▶ _Request_
Copy out the entries below in full and exactly.

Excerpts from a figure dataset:
=-=-=
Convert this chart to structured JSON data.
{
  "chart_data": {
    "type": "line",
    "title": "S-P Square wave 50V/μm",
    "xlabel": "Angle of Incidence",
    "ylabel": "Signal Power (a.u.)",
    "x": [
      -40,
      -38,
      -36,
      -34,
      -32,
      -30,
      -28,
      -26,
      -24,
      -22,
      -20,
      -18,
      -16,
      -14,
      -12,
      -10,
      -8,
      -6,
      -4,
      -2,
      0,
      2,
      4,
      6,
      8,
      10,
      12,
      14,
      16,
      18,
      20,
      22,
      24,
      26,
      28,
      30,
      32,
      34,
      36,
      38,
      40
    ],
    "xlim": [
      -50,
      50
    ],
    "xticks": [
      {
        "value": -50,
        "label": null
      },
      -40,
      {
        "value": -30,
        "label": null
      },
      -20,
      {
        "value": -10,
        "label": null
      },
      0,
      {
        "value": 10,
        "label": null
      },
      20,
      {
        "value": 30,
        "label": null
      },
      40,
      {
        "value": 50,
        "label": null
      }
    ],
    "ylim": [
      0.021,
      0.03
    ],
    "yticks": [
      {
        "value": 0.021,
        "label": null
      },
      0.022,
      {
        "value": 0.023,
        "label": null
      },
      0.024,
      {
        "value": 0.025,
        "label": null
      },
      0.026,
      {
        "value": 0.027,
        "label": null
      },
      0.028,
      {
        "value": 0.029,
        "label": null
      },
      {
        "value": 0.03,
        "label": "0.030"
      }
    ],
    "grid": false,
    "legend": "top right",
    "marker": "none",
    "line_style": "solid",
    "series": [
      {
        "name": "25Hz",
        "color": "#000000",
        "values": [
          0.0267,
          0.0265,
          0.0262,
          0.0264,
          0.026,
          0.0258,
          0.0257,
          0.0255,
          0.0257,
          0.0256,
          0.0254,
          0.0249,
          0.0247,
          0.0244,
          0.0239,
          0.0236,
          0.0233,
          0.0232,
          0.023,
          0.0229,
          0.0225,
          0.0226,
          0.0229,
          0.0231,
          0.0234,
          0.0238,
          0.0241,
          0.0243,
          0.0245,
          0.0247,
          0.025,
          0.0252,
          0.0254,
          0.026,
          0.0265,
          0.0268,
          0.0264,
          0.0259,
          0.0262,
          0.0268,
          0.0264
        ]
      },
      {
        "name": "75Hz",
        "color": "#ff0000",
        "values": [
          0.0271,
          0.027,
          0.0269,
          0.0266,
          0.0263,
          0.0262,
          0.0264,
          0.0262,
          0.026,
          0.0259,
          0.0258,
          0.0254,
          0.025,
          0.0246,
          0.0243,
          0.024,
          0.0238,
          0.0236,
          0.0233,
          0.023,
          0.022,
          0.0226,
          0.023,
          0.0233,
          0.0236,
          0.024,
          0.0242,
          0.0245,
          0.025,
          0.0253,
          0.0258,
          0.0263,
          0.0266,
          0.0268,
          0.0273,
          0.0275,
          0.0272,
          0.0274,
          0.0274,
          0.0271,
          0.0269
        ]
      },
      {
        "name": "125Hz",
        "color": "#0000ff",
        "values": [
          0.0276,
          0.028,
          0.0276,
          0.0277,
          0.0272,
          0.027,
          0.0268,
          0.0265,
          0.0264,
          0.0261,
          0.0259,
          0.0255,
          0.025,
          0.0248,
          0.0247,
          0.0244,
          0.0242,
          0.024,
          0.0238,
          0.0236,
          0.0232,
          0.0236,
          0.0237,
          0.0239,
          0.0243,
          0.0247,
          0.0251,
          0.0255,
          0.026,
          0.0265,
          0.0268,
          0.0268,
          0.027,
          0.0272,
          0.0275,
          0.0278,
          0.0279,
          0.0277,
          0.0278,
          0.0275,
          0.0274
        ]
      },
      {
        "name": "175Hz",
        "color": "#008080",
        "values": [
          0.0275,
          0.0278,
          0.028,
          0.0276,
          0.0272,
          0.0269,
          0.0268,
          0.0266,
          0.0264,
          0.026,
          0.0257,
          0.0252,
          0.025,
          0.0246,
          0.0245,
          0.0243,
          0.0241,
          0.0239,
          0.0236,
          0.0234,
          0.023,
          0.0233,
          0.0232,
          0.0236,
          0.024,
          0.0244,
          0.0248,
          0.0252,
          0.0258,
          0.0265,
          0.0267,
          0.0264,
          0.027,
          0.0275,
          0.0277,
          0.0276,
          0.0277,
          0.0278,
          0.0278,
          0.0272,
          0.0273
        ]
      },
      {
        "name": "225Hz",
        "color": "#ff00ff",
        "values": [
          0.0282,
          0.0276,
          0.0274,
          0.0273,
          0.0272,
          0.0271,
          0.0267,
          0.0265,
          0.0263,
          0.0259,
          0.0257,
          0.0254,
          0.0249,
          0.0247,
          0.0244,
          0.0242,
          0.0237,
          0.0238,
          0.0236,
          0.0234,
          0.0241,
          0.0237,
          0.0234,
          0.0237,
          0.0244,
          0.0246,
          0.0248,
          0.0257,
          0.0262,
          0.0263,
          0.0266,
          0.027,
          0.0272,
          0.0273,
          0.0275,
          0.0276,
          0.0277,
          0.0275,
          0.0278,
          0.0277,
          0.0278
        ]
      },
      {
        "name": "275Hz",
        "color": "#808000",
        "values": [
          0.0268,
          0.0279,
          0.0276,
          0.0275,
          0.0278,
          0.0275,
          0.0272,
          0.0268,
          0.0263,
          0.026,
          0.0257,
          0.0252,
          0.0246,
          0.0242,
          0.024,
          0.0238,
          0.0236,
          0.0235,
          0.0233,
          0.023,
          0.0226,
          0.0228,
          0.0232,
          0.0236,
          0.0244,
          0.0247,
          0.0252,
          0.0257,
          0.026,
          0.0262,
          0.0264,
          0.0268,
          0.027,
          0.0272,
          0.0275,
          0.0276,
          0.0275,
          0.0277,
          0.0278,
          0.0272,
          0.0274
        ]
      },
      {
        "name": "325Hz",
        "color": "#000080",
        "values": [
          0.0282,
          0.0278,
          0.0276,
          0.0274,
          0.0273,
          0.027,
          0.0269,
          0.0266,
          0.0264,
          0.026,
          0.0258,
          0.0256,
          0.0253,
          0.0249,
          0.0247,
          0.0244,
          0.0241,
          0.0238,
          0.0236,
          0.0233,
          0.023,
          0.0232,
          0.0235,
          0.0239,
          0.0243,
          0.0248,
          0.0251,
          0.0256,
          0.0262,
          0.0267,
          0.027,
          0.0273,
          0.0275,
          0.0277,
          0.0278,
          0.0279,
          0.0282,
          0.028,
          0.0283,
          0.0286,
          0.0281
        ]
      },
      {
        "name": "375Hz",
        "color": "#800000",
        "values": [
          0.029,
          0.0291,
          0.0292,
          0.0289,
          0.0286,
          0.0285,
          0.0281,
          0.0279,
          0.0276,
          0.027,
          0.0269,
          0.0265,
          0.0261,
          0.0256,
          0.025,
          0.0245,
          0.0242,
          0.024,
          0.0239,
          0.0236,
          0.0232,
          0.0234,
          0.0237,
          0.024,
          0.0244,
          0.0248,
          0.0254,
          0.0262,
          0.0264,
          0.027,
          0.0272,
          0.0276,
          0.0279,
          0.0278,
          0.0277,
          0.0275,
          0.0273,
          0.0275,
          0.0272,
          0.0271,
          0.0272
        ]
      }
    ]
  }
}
=-=-=
▶ _Completed task_
Convert this chart to structured JSON data.
{
  "chart_data": {
    "type": "line",
    "title": "S-P Square wave 50V/μm",
    "xlabel": "Angle of Incidence",
    "ylabel": "Signal Power (a.u.)",
    "x": [
      -40,
      -38,
      -36,
      -34,
      -32,
      -30,
      -28,
      -26,
      -24,
      -22,
      -20,
      -18,
      -16,
      -14,
      -12,
      -10,
      -8,
      -6,
      -4,
      -2,
      0,
      2,
      4,
      6,
      8,
      10,
      12,
      14,
      16,
      18,
      20,
      22,
      24,
      26,
      28,
      30,
      32,
      34,
      36,
      38,
      40
    ],
    "xlim": [
      -50,
      50
    ],
    "xticks": [
      {
        "value": -50,
        "label": null
      },
      -40,
      {
        "value": -30,
        "label": null
      },
      -20,
      {
        "value": -10,
        "label": null
      },
      0,
      {
        "value": 10,
        "label": null
      },
      20,
      {
        "value": 30,
        "label": null
      },
      40,
      {
        "value": 50,
        "label": null
      }
    ],
    "ylim": [
      0.021,
      0.03
    ],
    "yticks": [
      {
        "value": 0.021,
        "label": null
      },
      0.022,
      {
        "value": 0.023,
        "label": null
      },
      0.024,
      {
        "value": 0.025,
        "label": null
      },
      0.026,
      {
        "value": 0.027,
        "label": null
      },
      0.028,
      {
        "value": 0.029,
        "label": null
      },
      {
        "value": 0.03,
        "label": "0.030"
      }
    ],
    "grid": false,
    "legend": "top right",
    "marker": "none",
    "line_style": "solid",
    "series": [
      {
        "name": "25Hz",
        "color": "#000000",
        "values": [
          0.0267,
          0.0265,
          0.0262,
          0.0264,
          0.026,
          0.0258,
          0.0257,
          0.0255,
          0.0257,
          0.0256,
          0.0254,
          0.0249,
          0.0247,
          0.0244,
          0.0239,
          0.0236,
          0.0233,
          0.0232,
          0.023,
          0.0229,
          0.0225,
          0.0226,
          0.0229,
          0.0231,
          0.0234,
          0.0238,
          0.0241,
          0.0243,
          0.0245,
          0.0247,
          0.025,
          0.0252,
          0.0254,
          0.026,
          0.0265,
          0.0268,
          0.0264,
          0.0259,
          0.0262,
          0.0268,
          0.0264
        ]
      },
      {
        "name": "75Hz",
        "color": "#ff0000",
        "values": [
          0.0271,
          0.027,
          0.0269,
          0.0266,
          0.0263,
          0.0262,
          0.0264,
          0.0262,
          0.026,
          0.0259,
          0.0258,
          0.0254,
          0.025,
          0.0246,
          0.0243,
          0.024,
          0.0238,
          0.0236,
          0.0233,
          0.023,
          0.022,
          0.0226,
          0.023,
          0.0233,
          0.0236,
          0.024,
          0.0242,
          0.0245,
          0.025,
          0.0253,
          0.0258,
          0.0263,
          0.0266,
          0.0268,
          0.0273,
          0.0275,
          0.0272,
          0.0274,
          0.0274,
          0.0271,
          0.0269
        ]
      },
      {
        "name": "125Hz",
        "color": "#0000ff",
        "values": [
          0.0276,
          0.028,
          0.0276,
          0.0277,
          0.0272,
          0.027,
          0.0268,
          0.0265,
          0.0264,
          0.0261,
          0.0259,
          0.0255,
          0.025,
          0.0248,
          0.0247,
          0.0244,
          0.0242,
          0.024,
          0.0238,
          0.0236,
          0.0232,
          0.0236,
          0.0237,
          0.0239,
          0.0243,
          0.0247,
          0.0251,
          0.0255,
          0.026,
          0.0265,
          0.0268,
          0.0268,
          0.027,
          0.0272,
          0.0275,
          0.0278,
          0.0279,
          0.0277,
          0.0278,
          0.0275,
          0.0274
        ]
      },
      {
        "name": "175Hz",
        "color": "#008080",
        "values": [
          0.0275,
          0.0278,
          0.028,
          0.0276,
          0.0272,
          0.0269,
          0.0268,
          0.0266,
          0.0264,
          0.026,
          0.0257,
          0.0252,
          0.025,
          0.0246,
          0.0245,
          0.0243,
          0.0241,
          0.0239,
          0.0236,
          0.0234,
          0.023,
          0.0233,
          0.0232,
          0.0236,
          0.024,
          0.0244,
          0.0248,
          0.0252,
          0.0258,
          0.0265,
          0.0267,
          0.0264,
          0.027,
          0.0275,
          0.0277,
          0.0276,
          0.0277,
          0.0278,
          0.0278,
          0.0272,
          0.0273
        ]
      },
      {
        "name": "225Hz",
        "color": "#ff00ff",
        "values": [
          0.0282,
          0.0276,
          0.0274,
          0.0273,
          0.0272,
          0.0271,
          0.0267,
          0.0265,
          0.0263,
          0.0259,
          0.0257,
          0.0254,
          0.0249,
          0.0247,
          0.0244,
          0.0242,
          0.0237,
          0.0238,
          0.0236,
          0.0234,
          0.0241,
          0.0237,
          0.0234,
          0.0237,
          0.0244,
          0.0246,
          0.0248,
          0.0257,
          0.0262,
          0.0263,
          0.0266,
          0.027,
          0.0272,
          0.0273,
          0.0275,
          0.0276,
          0.0277,
          0.0275,
          0.0278,
          0.0277,
          0.0278
        ]
      },
      {
        "name": "275Hz",
        "color": "#808000",
        "values": [
          0.0268,
          0.0279,
          0.0276,
          0.0275,
          0.0278,
          0.0275,
          0.0272,
          0.0268,
          0.0263,
          0.026,
          0.0257,
          0.0252,
          0.0246,
          0.0242,
          0.024,
          0.0238,
          0.0236,
          0.0235,
          0.0233,
          0.023,
          0.0226,
          0.0228,
          0.0232,
          0.0236,
          0.0244,
          0.0247,
          0.0252,
          0.0257,
          0.026,
          0.0262,
          0.0264,
          0.0268,
          0.027,
          0.0272,
          0.0275,
          0.0276,
          0.0275,
          0.0277,
          0.0278,
          0.0272,
          0.0274
        ]
      },
      {
        "name": "325Hz",
        "color": "#000080",
        "values": [
          0.0282,
          0.0278,
          0.0276,
          0.0274,
          0.0273,
          0.027,
          0.0269,
          0.0266,
          0.0264,
          0.026,
          0.0258,
          0.0256,
          0.0253,
          0.0249,
          0.0247,
          0.0244,
          0.0241,
          0.0238,
          0.0236,
          0.0233,
          0.023,
          0.0232,
          0.0235,
          0.0239,
          0.0243,
          0.0248,
          0.0251,
          0.0256,
          0.0262,
          0.0267,
          0.027,
          0.0273,
          0.0275,
          0.0277,
          0.0278,
          0.0279,
          0.0282,
          0.028,
          0.0283,
          0.0286,
          0.0281
        ]
      },
      {
        "name": "375Hz",
        "color": "#800000",
        "values": [
          0.029,
          0.0291,
          0.0292,
          0.0289,
          0.0286,
          0.0285,
          0.0281,
          0.0279,
          0.0276,
          0.027,
          0.0269,
          0.0265,
          0.0261,
          0.0256,
          0.025,
          0.0245,
          0.0242,
          0.024,
          0.0239,
          0.0236,
          0.0232,
          0.0234,
          0.0237,
          0.024,
          0.0244,
          0.0248,
          0.0254,
          0.0262,
          0.0264,
          0.027,
          0.0272,
          0.0276,
          0.0279,
          0.0278,
          0.0277,
          0.0275,
          0.0273,
          0.0275,
          0.0272,
          0.0271,
          0.0272
        ]
      }
    ]
  }
}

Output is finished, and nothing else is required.